EXERCISE DETAILS:
Make an exact copy of the lines below.

DATA FOR PROCESSING:
**********

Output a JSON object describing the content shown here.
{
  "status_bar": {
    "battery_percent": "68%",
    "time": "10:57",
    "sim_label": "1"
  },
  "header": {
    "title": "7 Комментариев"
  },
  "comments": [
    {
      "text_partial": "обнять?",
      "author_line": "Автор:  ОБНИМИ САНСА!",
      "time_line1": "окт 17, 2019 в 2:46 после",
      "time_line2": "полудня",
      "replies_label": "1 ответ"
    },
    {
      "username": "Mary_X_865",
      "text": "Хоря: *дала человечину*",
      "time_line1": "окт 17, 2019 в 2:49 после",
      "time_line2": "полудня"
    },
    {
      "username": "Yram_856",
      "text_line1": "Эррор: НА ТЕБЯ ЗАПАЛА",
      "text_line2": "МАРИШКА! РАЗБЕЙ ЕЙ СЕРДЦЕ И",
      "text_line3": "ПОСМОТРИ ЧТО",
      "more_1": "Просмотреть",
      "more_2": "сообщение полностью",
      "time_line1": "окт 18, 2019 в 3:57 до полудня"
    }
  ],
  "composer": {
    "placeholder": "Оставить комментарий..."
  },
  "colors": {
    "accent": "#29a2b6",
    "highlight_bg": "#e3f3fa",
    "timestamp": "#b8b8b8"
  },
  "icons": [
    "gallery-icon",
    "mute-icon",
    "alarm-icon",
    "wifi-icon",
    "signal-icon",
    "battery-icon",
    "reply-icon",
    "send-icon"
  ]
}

**********

FULL RESPONSE:
Output a JSON object describing the content shown here.
{
  "status_bar": {
    "battery_percent": "68%",
    "time": "10:57",
    "sim_label": "1"
  },
  "header": {
    "title": "7 Комментариев"
  },
  "comments": [
    {
      "text_partial": "обнять?",
      "author_line": "Автор:  ОБНИМИ САНСА!",
      "time_line1": "окт 17, 2019 в 2:46 после",
      "time_line2": "полудня",
      "replies_label": "1 ответ"
    },
    {
      "username": "Mary_X_865",
      "text": "Хоря: *дала человечину*",
      "time_line1": "окт 17, 2019 в 2:49 после",
      "time_line2": "полудня"
    },
    {
      "username": "Yram_856",
      "text_line1": "Эррор: НА ТЕБЯ ЗАПАЛА",
      "text_line2": "МАРИШКА! РАЗБЕЙ ЕЙ СЕРДЦЕ И",
      "text_line3": "ПОСМОТРИ ЧТО",
      "more_1": "Просмотреть",
      "more_2": "сообщение полностью",
      "time_line1": "окт 18, 2019 в 3:57 до полудня"
    }
  ],
  "composer": {
    "placeholder": "Оставить комментарий..."
  },
  "colors": {
    "accent": "#29a2b6",
    "highlight_bg": "#e3f3fa",
    "timestamp": "#b8b8b8"
  },
  "icons": [
    "gallery-icon",
    "mute-icon",
    "alarm-icon",
    "wifi-icon",
    "signal-icon",
    "battery-icon",
    "reply-icon",
    "send-icon"
  ]
}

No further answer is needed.